> **Problem description**
Below is a block of records. Copy every line in it that contains the word "JSON".

> **Listed records**
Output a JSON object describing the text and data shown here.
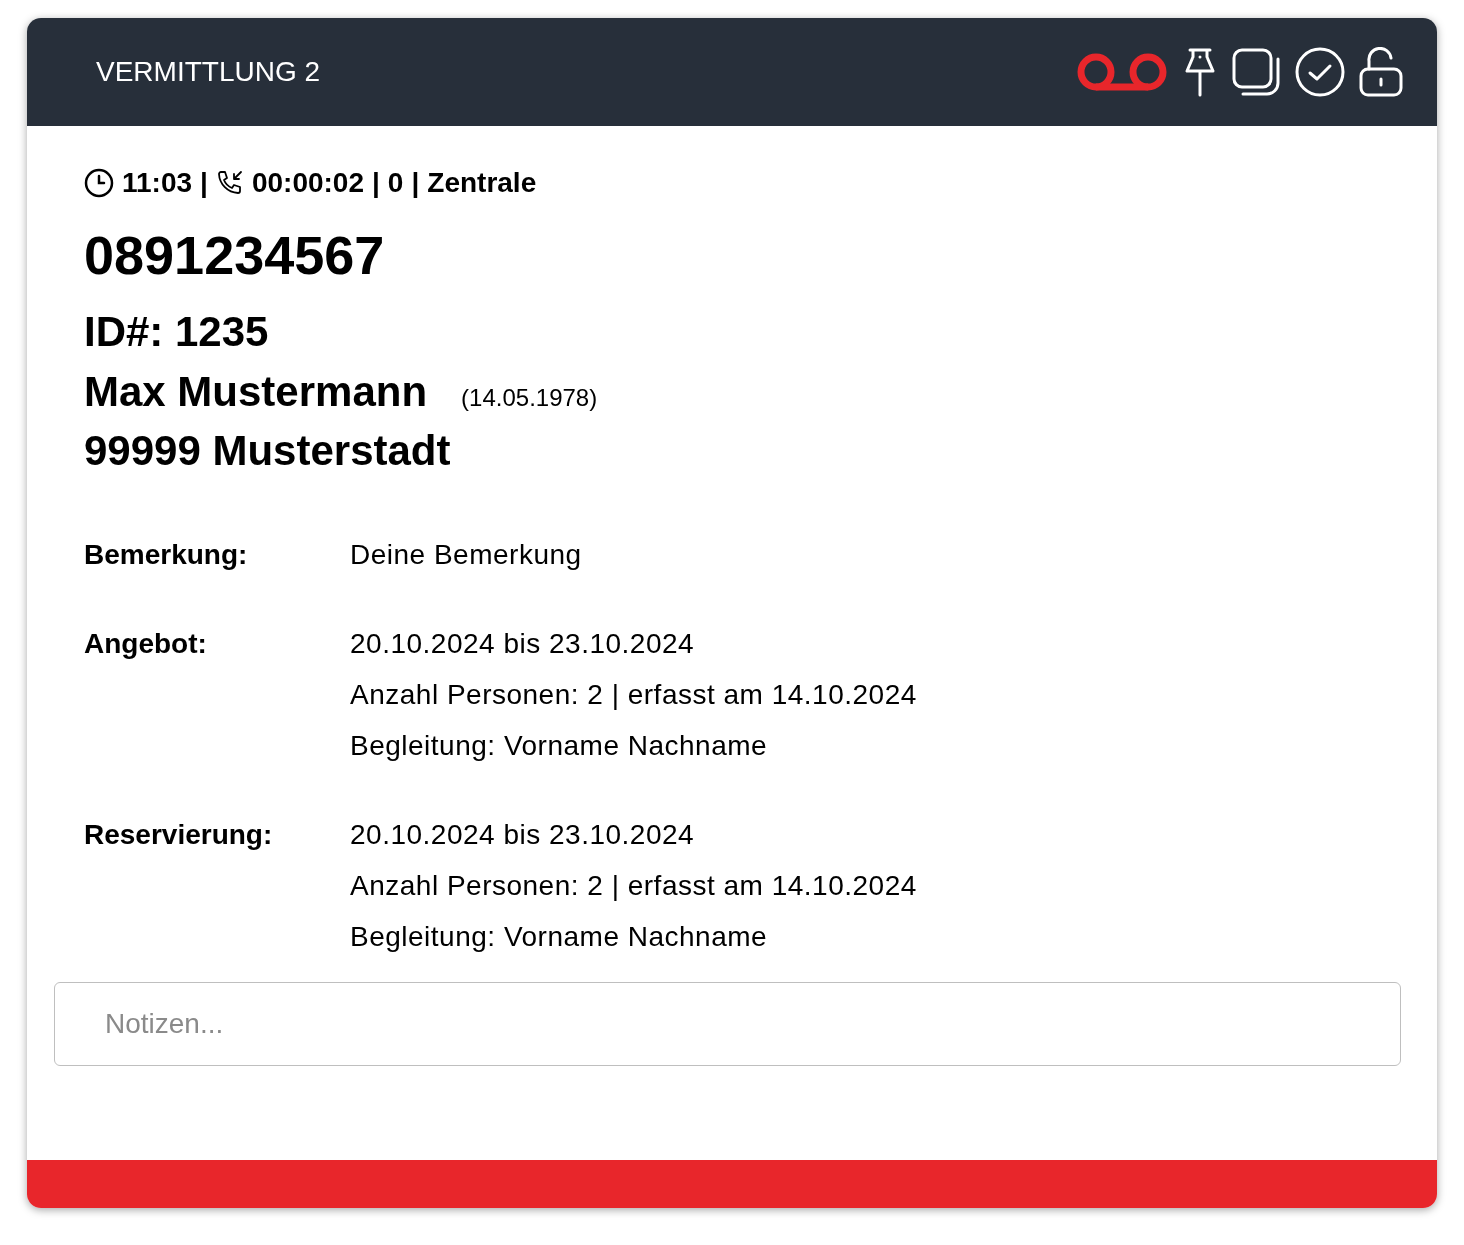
{
  "header": {
    "title": "VERMITTLUNG 2"
  },
  "call_info": {
    "time": "11:03",
    "separator_1": "|",
    "duration": "00:00:02",
    "separator_2": "|",
    "count": "0",
    "separator_3": "|",
    "line": "Zentrale"
  },
  "phone": "0891234567",
  "caller": {
    "id": "ID#: 1235",
    "name": "Max Mustermann",
    "birthdate": "(14.05.1978)",
    "city": "99999 Musterstadt"
  },
  "details": [
    {
      "label": "Bemerkung:",
      "lines": [
        "Deine Bemerkung"
      ]
    },
    {
      "label": "Angebot:",
      "lines": [
        "20.10.2024 bis 23.10.2024",
        "Anzahl Personen: 2 | erfasst am 14.10.2024",
        "Begleitung: Vorname Nachname"
      ]
    },
    {
      "label": "Reservierung:",
      "lines": [
        "20.10.2024 bis 23.10.2024",
        "Anzahl Personen: 2 | erfasst am 14.10.2024",
        "Begleitung: Vorname Nachname"
      ]
    }
  ],
  "notes": {
    "placeholder": "Notizen..."
  }
}
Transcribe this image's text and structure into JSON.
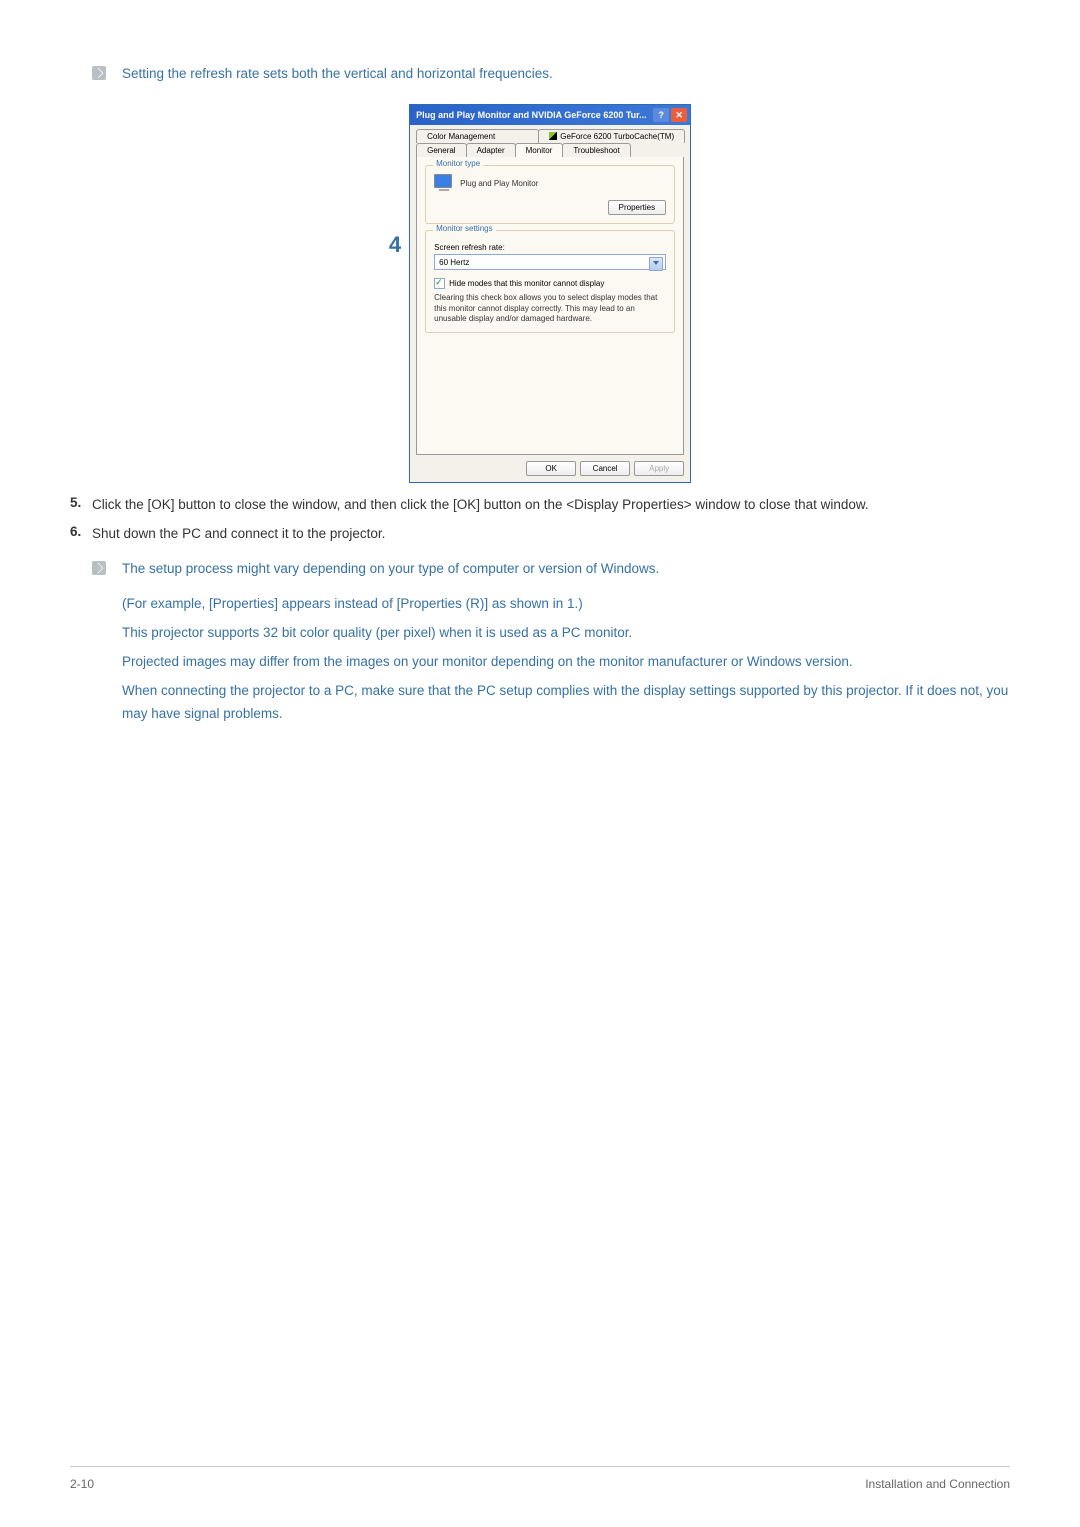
{
  "note_top": "Setting the refresh rate sets both the vertical and horizontal frequencies.",
  "step_number": "4",
  "dialog": {
    "title": "Plug and Play Monitor and NVIDIA GeForce 6200 Tur...",
    "tabs_back": [
      "Color Management",
      "GeForce 6200 TurboCache(TM)"
    ],
    "tabs_front": [
      "General",
      "Adapter",
      "Monitor",
      "Troubleshoot"
    ],
    "active_tab": "Monitor",
    "monitor_type_legend": "Monitor type",
    "monitor_name": "Plug and Play Monitor",
    "properties_btn": "Properties",
    "monitor_settings_legend": "Monitor settings",
    "refresh_label": "Screen refresh rate:",
    "refresh_value": "60 Hertz",
    "hide_modes": "Hide modes that this monitor cannot display",
    "hide_desc": "Clearing this check box allows you to select display modes that this monitor cannot display correctly. This may lead to an unusable display and/or damaged hardware.",
    "ok": "OK",
    "cancel": "Cancel",
    "apply": "Apply"
  },
  "steps": [
    {
      "num": "5.",
      "text": "Click the [OK] button to close the window, and then click the [OK] button on the <Display Properties> window to close that window."
    },
    {
      "num": "6.",
      "text": "Shut down the PC and connect it to the projector."
    }
  ],
  "note2_first": "The setup process might vary depending on your type of computer or version of Windows.",
  "note2_lines": [
    "(For example, [Properties] appears instead of [Properties (R)] as shown in 1.)",
    "This projector supports 32 bit color quality (per pixel) when it is used as a PC monitor.",
    "Projected images may differ from the images on your monitor depending on the monitor manufacturer or Windows version.",
    "When connecting the projector to a PC, make sure that the PC setup complies with the display settings supported by this projector. If it does not, you may have signal problems."
  ],
  "footer_left": "2-10",
  "footer_right": "Installation and Connection"
}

> **Written response**
Output a JSON object describing the text and data shown here.
Transcribe this image's text and structure into JSON.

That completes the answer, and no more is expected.